*WHAT IS NEEDED*:
Tally up the lines below that include the word "Select". Answer with the number alone.

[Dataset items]

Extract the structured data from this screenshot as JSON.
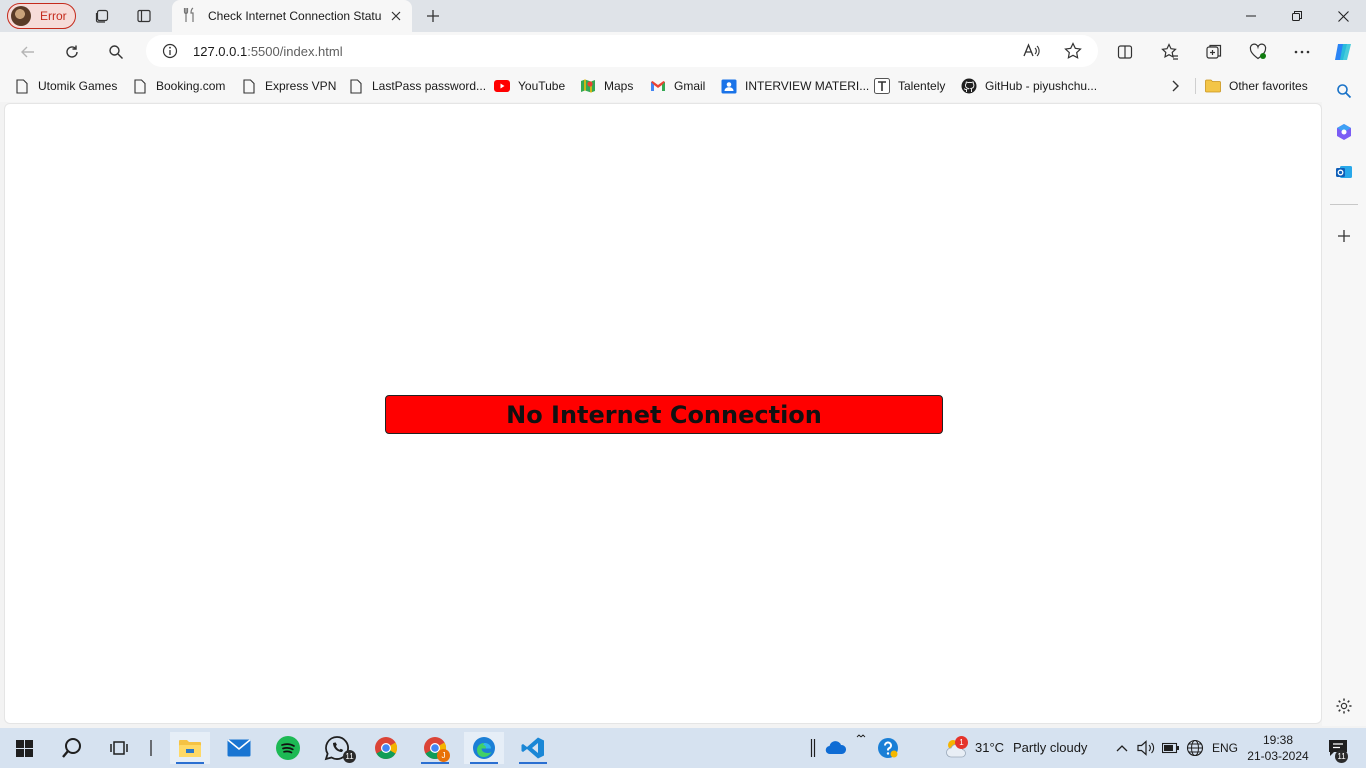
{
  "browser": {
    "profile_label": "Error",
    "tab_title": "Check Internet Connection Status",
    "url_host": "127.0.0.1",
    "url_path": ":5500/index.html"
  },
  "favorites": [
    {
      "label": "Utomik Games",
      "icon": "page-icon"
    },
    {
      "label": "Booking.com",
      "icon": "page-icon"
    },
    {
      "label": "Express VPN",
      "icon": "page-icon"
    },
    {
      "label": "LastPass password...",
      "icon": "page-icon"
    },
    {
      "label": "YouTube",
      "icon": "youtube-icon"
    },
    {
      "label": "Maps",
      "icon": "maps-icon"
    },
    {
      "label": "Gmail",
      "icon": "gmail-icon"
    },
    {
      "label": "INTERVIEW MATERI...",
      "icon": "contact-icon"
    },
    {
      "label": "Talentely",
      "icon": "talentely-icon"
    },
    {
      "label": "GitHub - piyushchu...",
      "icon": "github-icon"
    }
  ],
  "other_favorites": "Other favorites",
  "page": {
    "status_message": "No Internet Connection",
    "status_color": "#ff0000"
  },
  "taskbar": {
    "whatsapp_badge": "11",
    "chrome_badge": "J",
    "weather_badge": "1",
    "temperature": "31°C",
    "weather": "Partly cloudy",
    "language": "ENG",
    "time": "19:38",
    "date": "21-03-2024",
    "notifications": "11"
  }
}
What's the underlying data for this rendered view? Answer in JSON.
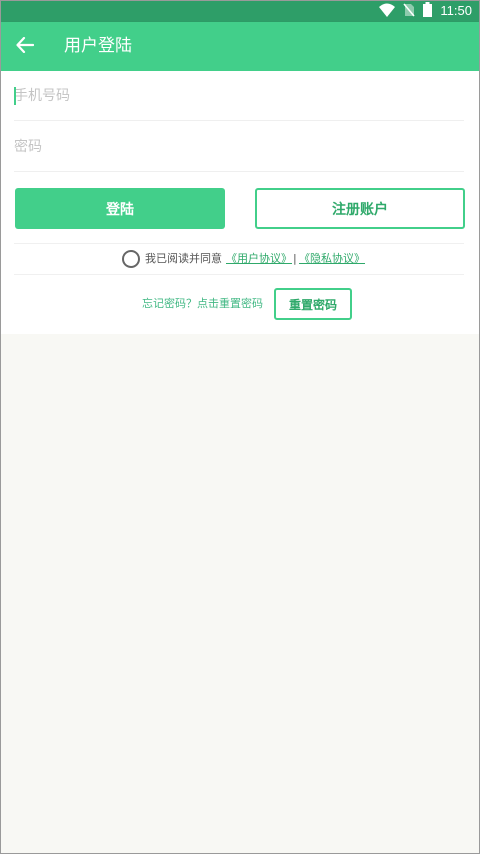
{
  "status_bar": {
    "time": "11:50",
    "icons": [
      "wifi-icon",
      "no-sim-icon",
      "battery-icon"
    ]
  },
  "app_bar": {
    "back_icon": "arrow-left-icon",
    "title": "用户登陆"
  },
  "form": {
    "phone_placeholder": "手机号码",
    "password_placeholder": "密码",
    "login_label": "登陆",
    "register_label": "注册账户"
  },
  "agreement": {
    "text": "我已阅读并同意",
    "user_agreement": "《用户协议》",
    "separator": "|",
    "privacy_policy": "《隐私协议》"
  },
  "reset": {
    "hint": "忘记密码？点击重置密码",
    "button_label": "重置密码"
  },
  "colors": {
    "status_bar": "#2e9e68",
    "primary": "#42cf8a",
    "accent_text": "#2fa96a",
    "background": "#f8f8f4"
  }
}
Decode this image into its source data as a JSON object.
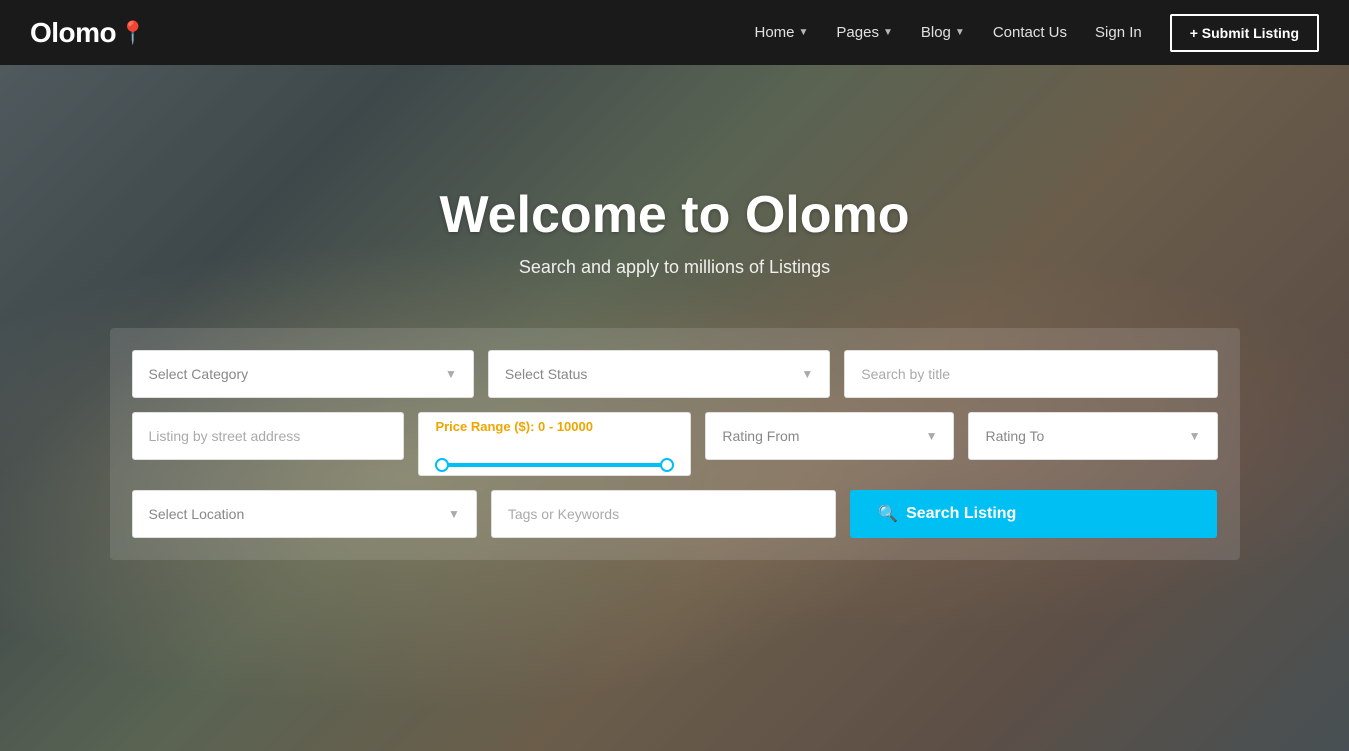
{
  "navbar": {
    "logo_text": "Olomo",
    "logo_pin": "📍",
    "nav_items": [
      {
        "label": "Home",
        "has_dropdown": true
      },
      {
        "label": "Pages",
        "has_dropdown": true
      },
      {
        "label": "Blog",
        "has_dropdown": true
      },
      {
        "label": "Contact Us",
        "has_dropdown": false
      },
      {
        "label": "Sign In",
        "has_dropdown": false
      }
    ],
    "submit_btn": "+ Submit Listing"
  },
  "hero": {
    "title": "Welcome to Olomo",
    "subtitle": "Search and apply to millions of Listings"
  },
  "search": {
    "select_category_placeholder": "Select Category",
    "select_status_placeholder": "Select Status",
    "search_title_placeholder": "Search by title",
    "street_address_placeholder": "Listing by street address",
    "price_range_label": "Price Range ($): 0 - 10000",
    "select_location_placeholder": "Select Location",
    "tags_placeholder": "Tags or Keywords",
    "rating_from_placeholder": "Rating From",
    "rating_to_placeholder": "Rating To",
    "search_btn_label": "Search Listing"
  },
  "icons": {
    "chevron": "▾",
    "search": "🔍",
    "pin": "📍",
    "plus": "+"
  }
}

*FINISHED EXERCISE*:
3